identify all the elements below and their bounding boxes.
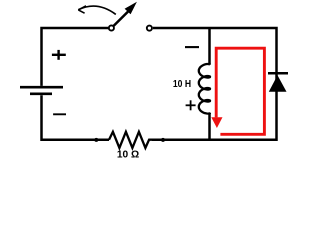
svg-text:10 Ω: 10 Ω: [117, 148, 139, 160]
svg-text:10 H: 10 H: [173, 78, 191, 90]
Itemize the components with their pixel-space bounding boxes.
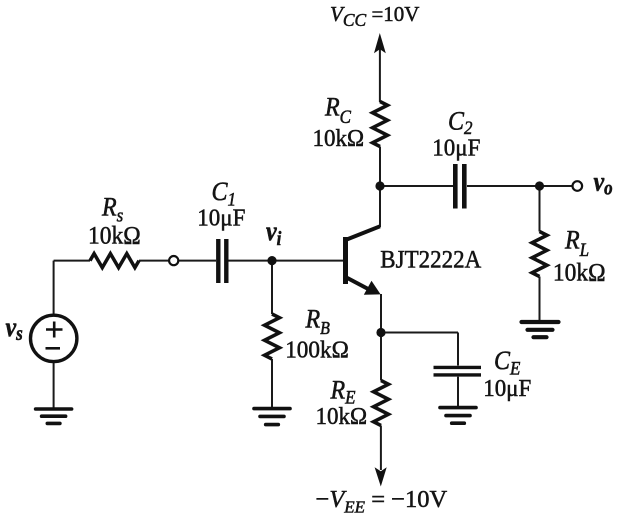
svg-text:−VEE = −10V: −VEE = −10V (316, 486, 448, 517)
svg-text:10μF: 10μF (483, 375, 531, 402)
svg-text:10μF: 10μF (432, 135, 480, 162)
svg-text:10μF: 10μF (197, 205, 245, 232)
svg-text:BJT2222A: BJT2222A (380, 246, 481, 274)
svg-text:10kΩ: 10kΩ (315, 403, 367, 430)
svg-text:100kΩ: 100kΩ (285, 337, 349, 364)
svg-text:10kΩ: 10kΩ (553, 259, 606, 287)
svg-text:10kΩ: 10kΩ (88, 222, 141, 250)
svg-text:10kΩ: 10kΩ (312, 125, 364, 152)
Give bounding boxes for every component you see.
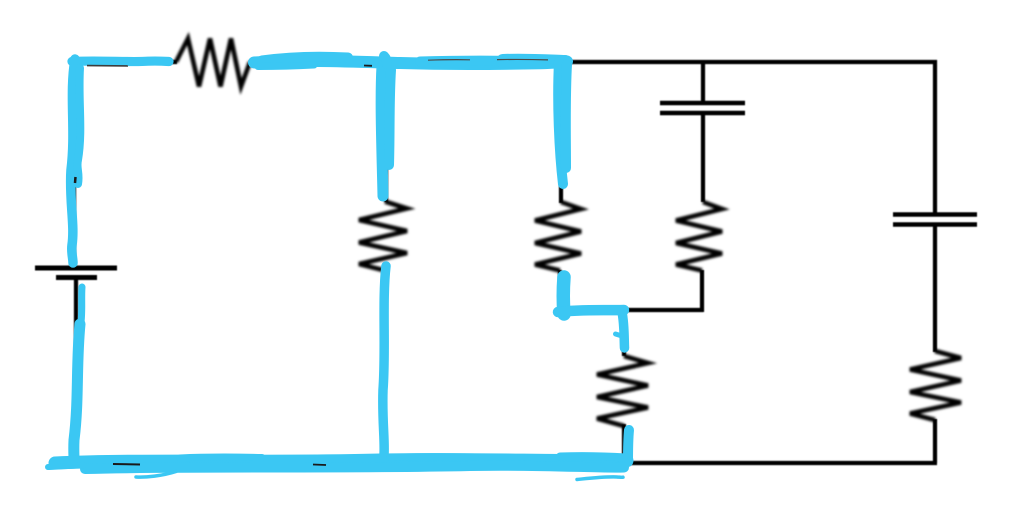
highlight bottom second xyxy=(85,466,624,469)
resistor R2 xyxy=(359,202,407,271)
wire branch2 upper xyxy=(384,60,388,202)
highlight bottom dash xyxy=(577,477,623,480)
highlight top wire right part xyxy=(254,61,567,64)
highlight branch2 upper stroke A xyxy=(381,66,383,196)
highlight step drop xyxy=(622,312,625,348)
wire branch3 drop xyxy=(558,270,562,310)
highlight bottom right extra xyxy=(560,456,626,457)
wire branch5 lower xyxy=(622,424,626,463)
wire branch3 upper xyxy=(559,60,563,203)
wire branch4 drop xyxy=(700,270,704,312)
highlight top wire mid fill xyxy=(420,56,520,67)
highlight step horizontal xyxy=(558,310,624,312)
wire peek through left vertical gap xyxy=(74,177,77,183)
wire top-right segment xyxy=(249,60,937,64)
highlight below R5 xyxy=(628,430,629,462)
resistor R4 xyxy=(676,202,722,271)
wire peek above top band 2 xyxy=(497,58,548,60)
capacitor C2 top plate xyxy=(893,212,977,217)
wire peek below top band xyxy=(364,65,372,67)
wire branch4 mid xyxy=(701,115,705,202)
wire peek through bottom band 2 xyxy=(313,464,326,467)
capacitor C1 bottom plate xyxy=(660,111,745,116)
wire peek above top band xyxy=(428,59,470,62)
highlight branch2 upper stroke B xyxy=(389,70,391,165)
battery V1 short plate xyxy=(56,275,97,280)
highlight top wire lower lump xyxy=(258,65,314,67)
highlight step drop nub xyxy=(616,334,623,336)
wire peek through bottom band 1 xyxy=(113,463,140,466)
resistor R5 xyxy=(597,356,648,426)
wire branch5 upper xyxy=(622,310,626,356)
highlight left below battery upper xyxy=(80,287,82,330)
highlight left below battery lower xyxy=(74,324,80,459)
wire right upper xyxy=(933,60,937,213)
wire peek below top band left xyxy=(87,65,128,67)
wire left lower xyxy=(74,277,78,465)
highlight branch2 top bump xyxy=(384,56,387,64)
capacitor C1 top plate xyxy=(660,101,745,106)
highlight bottom edge bump 1 xyxy=(180,457,262,458)
highlight left vertical stroke B xyxy=(77,68,80,184)
wire branch4 cap lead xyxy=(701,60,705,101)
wire top-left segment xyxy=(72,60,177,64)
highlight left vertical stroke A xyxy=(71,59,75,263)
wire right mid xyxy=(933,226,937,352)
battery V1 long plate xyxy=(35,266,117,271)
resistor R6 xyxy=(910,351,961,420)
capacitor C2 bottom plate xyxy=(893,222,977,227)
wire bottom xyxy=(74,461,937,465)
highlight bottom wisp xyxy=(136,472,176,478)
highlight branch2 lower xyxy=(383,266,386,455)
wire node mid horizontal xyxy=(560,308,703,312)
highlight top wire left part xyxy=(72,56,169,66)
highlight branch3 upper stroke B xyxy=(566,64,567,168)
wire left upper xyxy=(72,60,76,266)
highlight branch3 upper stroke A xyxy=(558,62,563,184)
resistor R1 xyxy=(176,39,250,87)
highlight branch3 step vertical xyxy=(557,277,571,314)
wire branch2 lower xyxy=(382,269,386,463)
highlight bottom edge bump 2 xyxy=(390,457,475,458)
highlight bottom main xyxy=(55,460,627,463)
highlight bottom left taper xyxy=(48,465,84,467)
resistor R3 xyxy=(535,202,581,271)
wire right lower xyxy=(933,419,937,463)
highlight top wire right bump xyxy=(262,57,348,61)
highlight top wire right blob xyxy=(503,61,565,62)
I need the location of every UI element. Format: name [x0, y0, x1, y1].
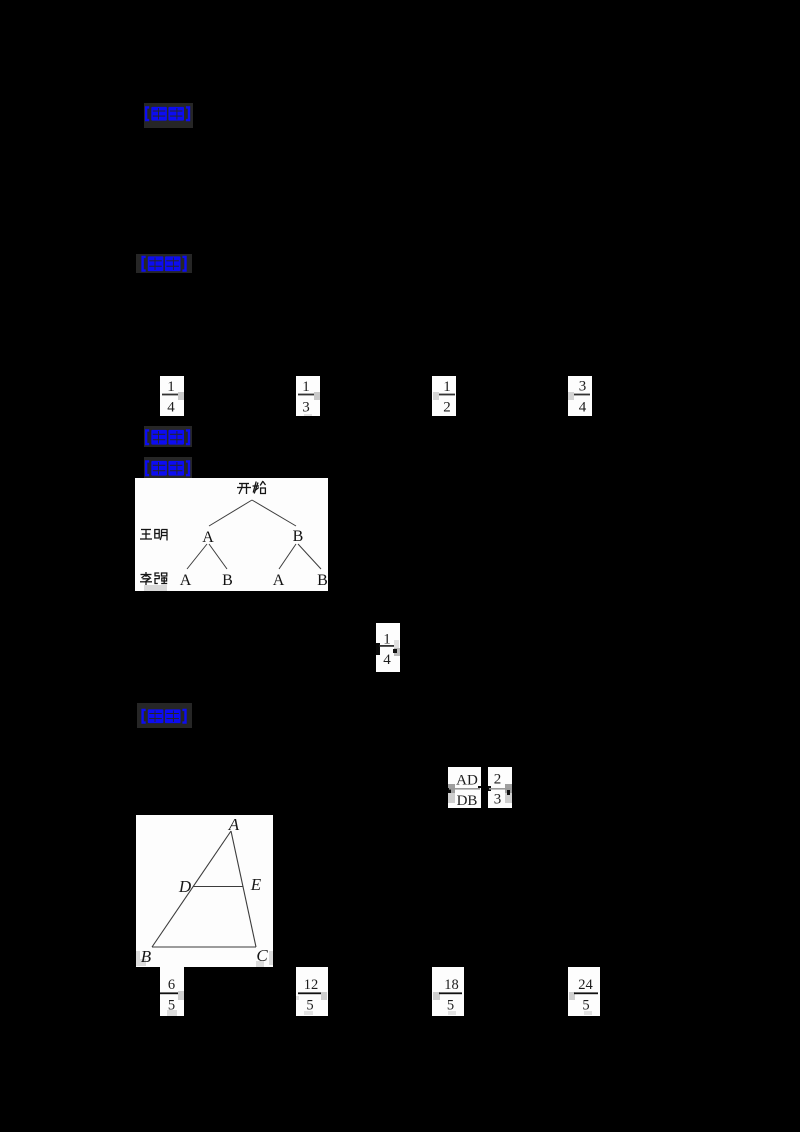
option fraction 1/4	[160, 376, 184, 416]
option fraction 6/5	[160, 967, 184, 1016]
option fraction 1/3	[296, 376, 320, 416]
fraction 2/3 image	[488, 767, 512, 808]
option fraction 24/5	[568, 967, 600, 1016]
option fraction 3/4	[568, 376, 592, 416]
label 2 blue highlighted	[136, 254, 192, 273]
svg-text:5: 5	[582, 998, 589, 1014]
label 5 blue highlighted	[137, 703, 192, 728]
option fraction 18/5	[432, 967, 464, 1016]
option fraction 1/2	[432, 376, 456, 416]
tree diagram image	[135, 478, 328, 591]
option fraction 12/5	[296, 967, 328, 1016]
label 4 blue highlighted	[144, 457, 192, 478]
label 3 blue highlighted	[144, 426, 192, 447]
label 1 blue highlighted	[144, 103, 193, 128]
fraction AD/DB image	[448, 767, 481, 808]
triangle figure image	[136, 815, 273, 967]
svg-text:24: 24	[578, 977, 593, 993]
solution fraction 1/4	[376, 623, 400, 672]
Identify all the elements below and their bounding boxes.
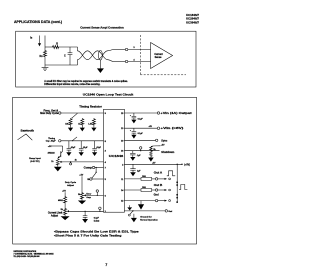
capacitor C .01uF b	[80, 141, 82, 149]
capacitor C	[69, 47, 71, 53]
node vref	[177, 164, 178, 165]
svg-text:Comp: Comp	[84, 167, 93, 170]
resistor divider lower	[150, 151, 153, 158]
svg-text:Amp: Amp	[86, 196, 91, 199]
waveform Out A	[167, 171, 175, 176]
capacitor C .01uF a	[68, 141, 70, 149]
stub comp to switch	[96, 167, 97, 168]
svg-text:.01µF: .01µF	[70, 147, 76, 149]
wire comp row	[95, 167, 104, 169]
ground arrow under 1k	[81, 126, 83, 128]
wire GND row	[124, 200, 155, 202]
scope common line	[176, 164, 178, 202]
svg-text:Duty Cycle: Duty Cycle	[65, 181, 77, 184]
svg-text:Current Limit: Current Limit	[48, 212, 63, 215]
ground arrow at twisted pair shield	[99, 60, 101, 68]
wire pair to terminals	[113, 49, 125, 51]
resistor 50 ohm B (box)	[141, 189, 152, 192]
svg-text:Ramp Input: Ramp Input	[29, 157, 41, 160]
svg-text:Cap .01µF: Cap .01µF	[46, 140, 57, 142]
node ramp test point	[70, 161, 71, 162]
svg-text:Adjust: Adjust	[51, 214, 58, 217]
svg-text:0.1µF: 0.1µF	[94, 217, 100, 219]
capacitor C .01uF c	[94, 141, 96, 149]
op-amp current sense	[151, 43, 173, 69]
svg-text:Out A: Out A	[154, 171, 163, 174]
wire ramp row to pin 4	[63, 161, 104, 163]
svg-text:Max Duty Cycle: Max Duty Cycle	[40, 112, 59, 115]
resistor 1k	[81, 118, 84, 125]
svg-text:Sync: Sync	[161, 140, 168, 143]
svg-text:UC1846: UC1846	[109, 154, 124, 158]
wire Rs to ground	[44, 57, 46, 65]
svg-text:+5V: +5V	[48, 146, 52, 148]
transistor Q1 2N2222	[60, 151, 62, 157]
wire +5V to Q1	[52, 145, 63, 147]
svg-text:R: R	[56, 43, 58, 46]
svg-text:UC3846/7: UC3846/7	[186, 21, 199, 25]
svg-text:.01µF: .01µF	[96, 147, 102, 149]
wire VC row	[124, 127, 157, 129]
terminal ramp	[70, 163, 72, 165]
node top	[45, 46, 52, 48]
svg-text:0.1µF: 0.1µF	[138, 133, 144, 135]
sawtooth waveform	[18, 134, 33, 140]
wire OutB row	[124, 189, 141, 191]
terminal CS+	[125, 48, 128, 51]
twisted pair wires	[78, 47, 114, 62]
waveform Out B	[179, 185, 187, 190]
wire SYNC row	[124, 139, 155, 141]
svg-text:Error: Error	[86, 193, 91, 195]
resistor 499 ohm	[64, 192, 66, 196]
wire bottom rail	[45, 64, 78, 66]
wire chip bottom row	[124, 210, 165, 212]
wire +5V to 5k	[151, 145, 160, 148]
svg-text:50Ω: 50Ω	[142, 187, 146, 189]
svg-text:Shutdown: Shutdown	[161, 151, 174, 154]
svg-text:Normal Operation: Normal Operation	[140, 219, 158, 222]
IC boundary dashed	[139, 35, 141, 75]
wiper arrow duty pot	[84, 194, 86, 196]
ground arrow under duty pot	[81, 199, 83, 200]
svg-text:C: C	[64, 55, 66, 58]
capacitor bypass VIN 0.1uF	[133, 113, 135, 116]
wire VIN row	[124, 112, 157, 114]
svg-text:Current: Current	[154, 53, 163, 56]
svg-text:+Vin (4A) Output: +Vin (4A) Output	[160, 111, 191, 115]
resistor 1.5k	[92, 118, 95, 125]
ground fig1	[44, 65, 46, 67]
figure 2 frame	[13, 97, 197, 244]
terminal +Vin 8V	[157, 127, 159, 129]
svg-text:+5V: +5V	[79, 175, 83, 177]
IC U1 UC1846 box	[104, 109, 125, 212]
resistor Rs	[44, 50, 47, 57]
svg-text:+5V: +5V	[62, 191, 66, 193]
wire VREF row	[124, 163, 182, 165]
ground arrow divider	[148, 158, 154, 162]
wire terminals to amp	[128, 49, 151, 51]
node EA- test point	[97, 195, 98, 196]
terminal CS-	[125, 60, 128, 63]
terminal bottom gnd	[165, 210, 167, 212]
switch CT select	[73, 137, 78, 141]
wire CT row	[61, 140, 104, 142]
svg-text:2N2222: 2N2222	[48, 153, 56, 155]
svg-text:•Short Pins 5 & 7 For Unity Ga: •Short Pins 5 & 7 For Unity Gain Testing	[54, 233, 122, 237]
svg-text:0.1µF: 0.1µF	[138, 119, 144, 121]
wire 499 to pot	[64, 203, 66, 208]
svg-text:UC1846 Open Loop Test Circuit: UC1846 Open Loop Test Circuit	[83, 92, 134, 96]
potentiometer 5k current limit	[64, 208, 67, 215]
svg-text:50Ω: 50Ω	[142, 176, 146, 178]
capacitor bypass VC 0.1uF	[133, 128, 135, 131]
svg-text:Sawtooth: Sawtooth	[21, 130, 35, 133]
svg-text:+Vin (>8V): +Vin (>8V)	[160, 126, 183, 130]
svg-text:UNITRODE CORPORATION: UNITRODE CORPORATION	[14, 250, 37, 253]
wire shutdown row	[124, 150, 159, 152]
capacitor .1uF shutdown	[132, 151, 134, 154]
ground arrow under 10k	[70, 126, 72, 128]
ground arrow under 1.5k	[93, 126, 95, 128]
svg-text:Out B: Out B	[154, 184, 163, 187]
svg-text:Ground for: Ground for	[140, 217, 152, 219]
terminal CT	[59, 140, 61, 142]
switch RT select	[72, 113, 78, 118]
svg-text:Timing Resistor: Timing Resistor	[79, 105, 102, 108]
terminal EA-	[96, 190, 98, 192]
wire EA+ row	[92, 178, 103, 180]
wire OutA row	[124, 178, 141, 180]
terminal OutB	[155, 189, 157, 191]
terminal sync	[156, 139, 158, 141]
terminal Gnd	[155, 199, 157, 201]
ground arrow onto bottom row	[129, 205, 131, 207]
svg-text:7 CONTINENTAL BLVD. • MERRIMAC: 7 CONTINENTAL BLVD. • MERRIMACK, NH 0305…	[14, 252, 54, 255]
svg-text:APPLICATIONS DATA (cont.): APPLICATIONS DATA (cont.)	[14, 20, 62, 24]
svg-text:499Ω: 499Ω	[58, 199, 63, 202]
capacitor 1uF vref	[132, 164, 134, 168]
svg-text:Sense: Sense	[155, 57, 162, 59]
svg-text:(0-3V PK): (0-3V PK)	[30, 161, 40, 163]
svg-text:Differential input allows remo: Differential input allows remote, noise-…	[44, 83, 100, 86]
svg-text:TEL. (603) 424-2410 • FAX (603: TEL. (603) 424-2410 • FAX (603) 424-3460	[14, 255, 40, 258]
wiper arrow ramp pot	[59, 161, 61, 163]
svg-text:.01µF: .01µF	[83, 147, 89, 149]
capacitor 0.1uF on pin 1	[85, 211, 86, 212]
resistor 50 ohm A (box)	[141, 177, 152, 180]
twisted pair junction ellipse	[98, 50, 102, 60]
terminal CL test point	[99, 207, 101, 209]
wire RT row	[61, 112, 104, 114]
terminal comp	[92, 166, 94, 168]
svg-text:7: 7	[105, 263, 107, 267]
terminal shutdown test	[140, 147, 142, 149]
ground arrow under ramp pot	[57, 165, 59, 166]
svg-text:Current Sense Ampl Connection: Current Sense Ampl Connection	[80, 25, 124, 29]
wire CL wiper to pin 1	[69, 210, 104, 212]
svg-text:(+5V): (+5V)	[184, 164, 190, 166]
potentiometer 1k ramp	[56, 158, 59, 165]
resistor 5k shutdown	[150, 146, 153, 151]
terminal +Vin	[157, 112, 159, 114]
wire +5V to duty pot	[81, 176, 83, 192]
ground arrow under CL pot	[64, 215, 66, 216]
wire duty wiper to pin 6	[86, 194, 104, 196]
figure 1 frame	[16, 31, 196, 87]
svg-text:+5V: +5V	[161, 145, 165, 147]
current source Is arrow	[39, 36, 41, 44]
ground arrow on gnd row	[140, 201, 142, 205]
probe arrow OutA	[158, 178, 165, 180]
svg-text:A small R/C filter may be requ: A small R/C filter may be required to su…	[44, 80, 128, 83]
potentiometer duty cycle 5k	[81, 192, 84, 199]
svg-text:Gnd: Gnd	[154, 194, 159, 197]
resistor 10k	[69, 118, 72, 125]
wire input vertical	[44, 36, 46, 51]
switch unity gain 5-7	[92, 173, 96, 178]
terminal RT	[59, 112, 61, 114]
probe arrow OutB	[158, 189, 165, 191]
svg-text:Adjust: Adjust	[67, 184, 74, 187]
svg-text:5.1kΩ: 5.1kΩ	[94, 220, 100, 222]
terminal OutA	[155, 178, 157, 180]
switch shutdown ground	[132, 210, 133, 211]
resistor R	[52, 46, 59, 49]
wiper arrow CL pot	[67, 210, 69, 212]
wire R to pair top	[59, 46, 77, 48]
terminal EA+	[90, 178, 92, 180]
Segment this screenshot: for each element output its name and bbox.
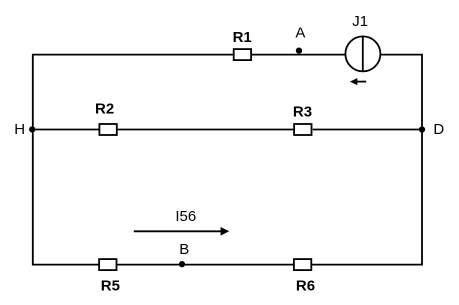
wire R2 to R3 — [118, 129, 294, 131]
node H — [14, 121, 35, 138]
wire R5 to bottom-left corner up to H — [33, 130, 99, 265]
resistor R2 — [95, 100, 117, 135]
svg-text:B: B — [179, 241, 189, 258]
svg-text:H: H — [14, 121, 25, 138]
resistor R3 — [293, 103, 312, 135]
wire J1 to top-right corner down to D — [381, 55, 422, 130]
node A — [295, 24, 305, 53]
svg-text:R6: R6 — [296, 277, 315, 294]
svg-text:R2: R2 — [95, 100, 114, 117]
wire R3 to D — [313, 129, 422, 131]
svg-text:R5: R5 — [101, 277, 120, 294]
wire H to R2 — [33, 129, 99, 131]
svg-text:J1: J1 — [352, 13, 368, 30]
node D — [419, 121, 445, 138]
resistor R5 — [99, 259, 120, 294]
wire top-left segment to R1 — [33, 55, 234, 130]
wire R1 to J1 — [252, 54, 345, 56]
resistor R1 — [233, 29, 252, 60]
wire R6 to node B — [182, 264, 294, 266]
svg-text:I56: I56 — [175, 208, 196, 225]
svg-text:R1: R1 — [233, 29, 252, 46]
current source J1 — [345, 13, 380, 85]
wire right vertical D to bottom-right corner to R6 — [312, 130, 422, 265]
resistor R6 — [294, 259, 315, 294]
wire node B to R5 — [117, 264, 182, 266]
svg-text:A: A — [295, 24, 305, 41]
svg-text:D: D — [433, 121, 444, 138]
svg-text:R3: R3 — [293, 103, 312, 120]
node B — [179, 241, 189, 267]
current arrow I56 — [134, 208, 229, 235]
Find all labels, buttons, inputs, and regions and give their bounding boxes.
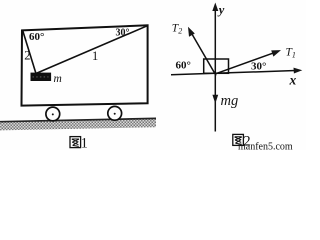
block on axes (figure 2) — [204, 59, 229, 73]
force mg (arrow down) — [212, 95, 218, 104]
ground (hatched strip under cart) — [0, 118, 156, 130]
force T2 (arrow up-left at 60°) — [188, 27, 216, 76]
svg-text:1: 1 — [81, 136, 88, 150]
block m (black mass on strings) — [31, 73, 52, 81]
svg-text:m: m — [54, 73, 62, 85]
svg-text:y: y — [217, 3, 225, 17]
svg-text:2: 2 — [24, 49, 30, 63]
svg-text:30°: 30° — [251, 61, 266, 73]
wheel left — [46, 107, 60, 121]
svg-text:manfen5.com: manfen5.com — [238, 142, 293, 151]
string 1 (from block to top-right corner) — [36, 26, 148, 74]
svg-text:x: x — [289, 72, 297, 87]
force T1 (arrow up-right at 30°) — [216, 50, 282, 74]
svg-text:T2: T2 — [172, 23, 182, 36]
caption 图2 — [233, 134, 244, 145]
svg-text:mg: mg — [221, 93, 239, 109]
svg-text:T1: T1 — [286, 47, 296, 60]
x-axis — [171, 68, 302, 75]
wheel right — [108, 106, 122, 120]
svg-text:60°: 60° — [29, 31, 44, 43]
cart body (figure 1) — [22, 25, 148, 105]
caption 图1 — [70, 137, 81, 148]
y-axis — [212, 3, 218, 132]
svg-text:60°: 60° — [176, 60, 191, 72]
svg-text:30°: 30° — [116, 28, 130, 39]
svg-text:1: 1 — [92, 49, 98, 63]
string 2 (from top-left corner to block) — [23, 31, 36, 74]
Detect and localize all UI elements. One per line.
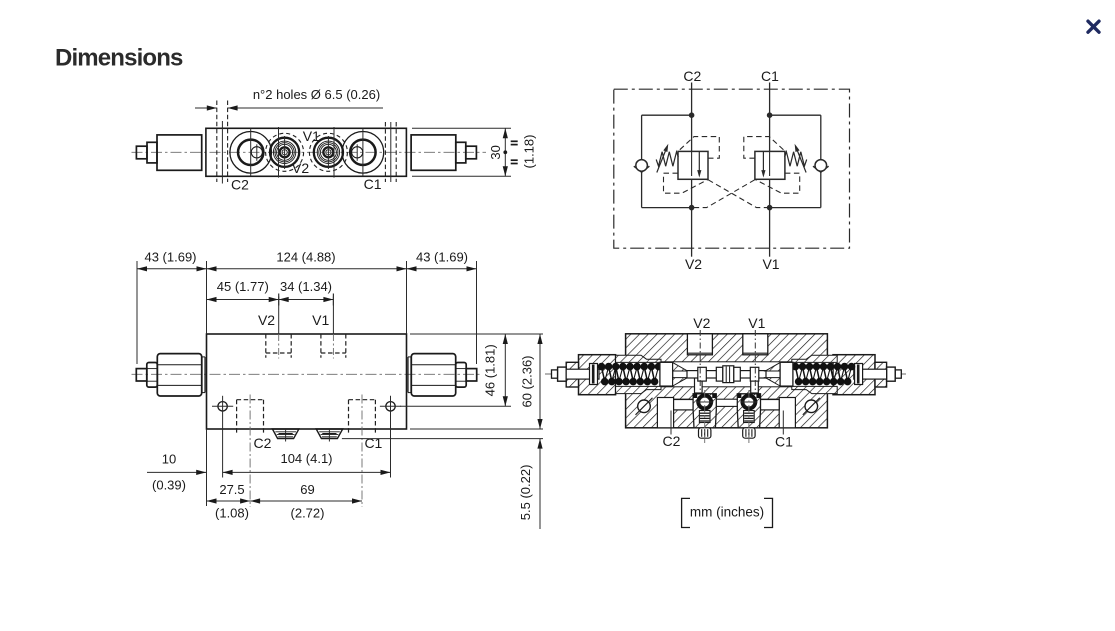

+ + +

Instructions for the task » Can you copy out every line of the items, from the one containing "block on axes (figure 2) — [204, 59, 229, 73]" down to the one containing "svg-text:y: y — [217, 3, 225, 17]", both included, character for character?

The completed task »
block on axes (figure 2) — [204, 59, 229, 73]
force mg (arrow down) — [212, 95, 218, 104]
ground (hatched strip under cart) — [0, 118, 156, 130]
force T2 (arrow up-left at 60°) — [188, 27, 216, 76]
svg-text:1: 1 — [81, 136, 88, 150]
block m (black mass on strings) — [31, 73, 52, 81]
svg-text:m: m — [54, 73, 62, 85]
svg-text:y: y — [217, 3, 225, 17]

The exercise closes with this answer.